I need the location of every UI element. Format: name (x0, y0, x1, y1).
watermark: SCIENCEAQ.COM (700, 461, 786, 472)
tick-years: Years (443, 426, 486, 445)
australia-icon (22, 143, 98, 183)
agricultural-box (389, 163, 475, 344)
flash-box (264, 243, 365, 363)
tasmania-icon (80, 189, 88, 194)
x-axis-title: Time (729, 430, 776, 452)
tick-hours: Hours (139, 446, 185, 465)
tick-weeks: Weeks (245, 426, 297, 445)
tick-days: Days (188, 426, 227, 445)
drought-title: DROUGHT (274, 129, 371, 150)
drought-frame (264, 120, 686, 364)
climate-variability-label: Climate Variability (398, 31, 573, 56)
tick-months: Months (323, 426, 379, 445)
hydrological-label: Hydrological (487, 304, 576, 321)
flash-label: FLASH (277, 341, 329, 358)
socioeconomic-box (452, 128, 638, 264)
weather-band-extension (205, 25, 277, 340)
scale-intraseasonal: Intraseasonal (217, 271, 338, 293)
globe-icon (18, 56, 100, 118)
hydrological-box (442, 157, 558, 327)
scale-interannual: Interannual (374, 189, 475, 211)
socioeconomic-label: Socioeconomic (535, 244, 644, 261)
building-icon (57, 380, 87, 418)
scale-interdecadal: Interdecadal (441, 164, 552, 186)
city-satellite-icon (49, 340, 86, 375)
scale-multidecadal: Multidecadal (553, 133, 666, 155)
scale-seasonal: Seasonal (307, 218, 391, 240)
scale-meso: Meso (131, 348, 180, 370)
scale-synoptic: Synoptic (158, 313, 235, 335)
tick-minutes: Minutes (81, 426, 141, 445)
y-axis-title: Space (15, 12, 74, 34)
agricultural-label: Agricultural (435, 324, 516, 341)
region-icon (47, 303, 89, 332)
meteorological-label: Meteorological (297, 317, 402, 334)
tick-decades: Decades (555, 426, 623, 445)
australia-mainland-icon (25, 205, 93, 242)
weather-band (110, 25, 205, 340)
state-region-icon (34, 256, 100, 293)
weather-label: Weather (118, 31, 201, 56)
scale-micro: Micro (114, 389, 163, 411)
■ ■ ■ ■ ■
To do
Edit the listing above by replacing every "label" with "caption" and leaving everything else unchanged.

Answer to this exercise
I need the location of every UI element. Format: name (x0, y0, x1, y1).
watermark: SCIENCEAQ.COM (700, 461, 786, 472)
tick-years: Years (443, 426, 486, 445)
australia-icon (22, 143, 98, 183)
agricultural-box (389, 163, 475, 344)
flash-box (264, 243, 365, 363)
tasmania-icon (80, 189, 88, 194)
x-axis-title: Time (729, 430, 776, 452)
tick-hours: Hours (139, 446, 185, 465)
tick-weeks: Weeks (245, 426, 297, 445)
tick-days: Days (188, 426, 227, 445)
drought-title: DROUGHT (274, 129, 371, 150)
drought-frame (264, 120, 686, 364)
climate-variability-caption: Climate Variability (398, 31, 573, 56)
tick-months: Months (323, 426, 379, 445)
hydrological-caption: Hydrological (487, 304, 576, 321)
flash-caption: FLASH (277, 341, 329, 358)
socioeconomic-box (452, 128, 638, 264)
weather-band-extension (205, 25, 277, 340)
scale-intraseasonal: Intraseasonal (217, 271, 338, 293)
globe-icon (18, 56, 100, 118)
hydrological-box (442, 157, 558, 327)
scale-interannual: Interannual (374, 189, 475, 211)
socioeconomic-caption: Socioeconomic (535, 244, 644, 261)
building-icon (57, 380, 87, 418)
scale-interdecadal: Interdecadal (441, 164, 552, 186)
city-satellite-icon (49, 340, 86, 375)
scale-multidecadal: Multidecadal (553, 133, 666, 155)
scale-seasonal: Seasonal (307, 218, 391, 240)
scale-meso: Meso (131, 348, 180, 370)
scale-synoptic: Synoptic (158, 313, 235, 335)
tick-minutes: Minutes (81, 426, 141, 445)
y-axis-title: Space (15, 12, 74, 34)
agricultural-caption: Agricultural (435, 324, 516, 341)
region-icon (47, 303, 89, 332)
meteorological-caption: Meteorological (297, 317, 402, 334)
tick-decades: Decades (555, 426, 623, 445)
australia-mainland-icon (25, 205, 93, 242)
weather-band (110, 25, 205, 340)
state-region-icon (34, 256, 100, 293)
weather-caption: Weather (118, 31, 201, 56)
scale-micro: Micro (114, 389, 163, 411)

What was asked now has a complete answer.